▶ STATED EXERCISE
Switch "schematic view" to "diagram" in the lines from the first one through the line with "The output piston 12' is at (210, 418).", both ends included, and leave everything else unchanged. Return only those lines, without the pictures.

▶ SUPPLIED ENTRIES
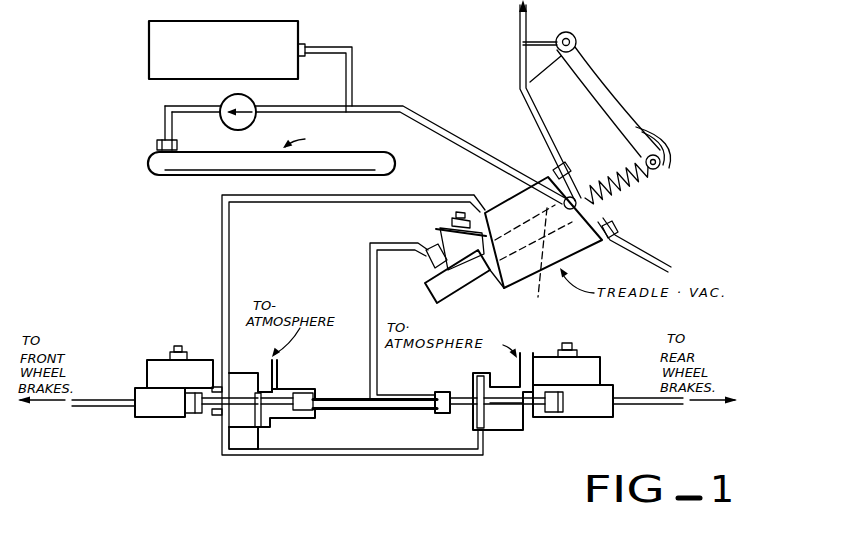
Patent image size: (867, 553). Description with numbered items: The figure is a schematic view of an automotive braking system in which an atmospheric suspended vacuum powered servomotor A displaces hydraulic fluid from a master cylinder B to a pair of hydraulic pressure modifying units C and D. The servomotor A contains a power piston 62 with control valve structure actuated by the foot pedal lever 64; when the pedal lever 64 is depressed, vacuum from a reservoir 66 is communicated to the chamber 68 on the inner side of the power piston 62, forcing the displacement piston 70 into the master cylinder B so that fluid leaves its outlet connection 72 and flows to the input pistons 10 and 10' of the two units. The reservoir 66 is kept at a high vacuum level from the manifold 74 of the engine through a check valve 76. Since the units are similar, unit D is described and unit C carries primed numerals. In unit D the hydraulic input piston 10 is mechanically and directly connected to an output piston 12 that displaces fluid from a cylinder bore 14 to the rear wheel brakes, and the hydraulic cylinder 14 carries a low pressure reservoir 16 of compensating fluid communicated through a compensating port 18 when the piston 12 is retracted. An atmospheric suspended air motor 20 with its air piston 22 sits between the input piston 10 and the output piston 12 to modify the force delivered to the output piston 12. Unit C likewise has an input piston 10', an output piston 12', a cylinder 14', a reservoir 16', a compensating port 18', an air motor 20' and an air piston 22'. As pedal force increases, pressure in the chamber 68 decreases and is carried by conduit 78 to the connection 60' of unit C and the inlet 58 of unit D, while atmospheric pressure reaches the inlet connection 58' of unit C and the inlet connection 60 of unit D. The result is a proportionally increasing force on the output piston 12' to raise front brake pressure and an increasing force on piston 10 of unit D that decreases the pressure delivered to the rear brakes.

The hydraulic input piston 10 is at (468, 395).
The hydraulic input piston 10' is at (281, 411).
The output piston 12 is at (565, 423).
The output piston 12' is at (210, 418).
The hydraulic cylinder 14 is at (576, 419).
The hydraulic cylinder 14' is at (137, 416).
The low pressure reservoir 16 is at (582, 364).
The low pressure reservoir 16' is at (159, 365).
The compensating port 18 is at (602, 409).
The compensating port 18' is at (201, 375).
The atmospheric suspended air motor 20 is at (516, 435).
The atmospheric suspended air motor 20' is at (263, 451).
The air piston 22 is at (492, 398).
The air piston 22' is at (285, 399).
The inlet 58 is at (448, 456).
The inlet connection 58' is at (295, 372).
The inlet connection 60 is at (544, 336).
The connection 60' is at (249, 353).
The power piston 62 is at (612, 227).
The foot pedal lever 64 is at (655, 143).
The reservoir 66 is at (298, 31).
The chamber 68 is at (562, 250).
The displacement piston 70 is at (534, 265).
The outlet connection 72 is at (368, 258).
The manifold 74 is at (212, 163).
The check valve 76 is at (256, 104).
The conduit 78 is at (228, 263).
The atmospheric suspended vacuum powered servomotor A is at (510, 192).
The master cylinder B is at (467, 295).
The hydraulic pressure modifying unit C is at (156, 350).
The hydraulic pressure modifying unit D is at (592, 351).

▶ REPLY TO THE TASK
Patent image size: (867, 553). Description with numbered items: The figure is a diagram of an automotive braking system in which an atmospheric suspended vacuum powered servomotor A displaces hydraulic fluid from a master cylinder B to a pair of hydraulic pressure modifying units C and D. The servomotor A contains a power piston 62 with control valve structure actuated by the foot pedal lever 64; when the pedal lever 64 is depressed, vacuum from a reservoir 66 is communicated to the chamber 68 on the inner side of the power piston 62, forcing the displacement piston 70 into the master cylinder B so that fluid leaves its outlet connection 72 and flows to the input pistons 10 and 10' of the two units. The reservoir 66 is kept at a high vacuum level from the manifold 74 of the engine through a check valve 76. Since the units are similar, unit D is described and unit C carries primed numerals. In unit D the hydraulic input piston 10 is mechanically and directly connected to an output piston 12 that displaces fluid from a cylinder bore 14 to the rear wheel brakes, and the hydraulic cylinder 14 carries a low pressure reservoir 16 of compensating fluid communicated through a compensating port 18 when the piston 12 is retracted. An atmospheric suspended air motor 20 with its air piston 22 sits between the input piston 10 and the output piston 12 to modify the force delivered to the output piston 12. Unit C likewise has an input piston 10', an output piston 12', a cylinder 14', a reservoir 16', a compensating port 18', an air motor 20' and an air piston 22'. As pedal force increases, pressure in the chamber 68 decreases and is carried by conduit 78 to the connection 60' of unit C and the inlet 58 of unit D, while atmospheric pressure reaches the inlet connection 58' of unit C and the inlet connection 60 of unit D. The result is a proportionally increasing force on the output piston 12' to raise front brake pressure and an increasing force on piston 10 of unit D that decreases the pressure delivered to the rear brakes.

The hydraulic input piston 10 is at (468, 395).
The hydraulic input piston 10' is at (281, 411).
The output piston 12 is at (565, 423).
The output piston 12' is at (210, 418).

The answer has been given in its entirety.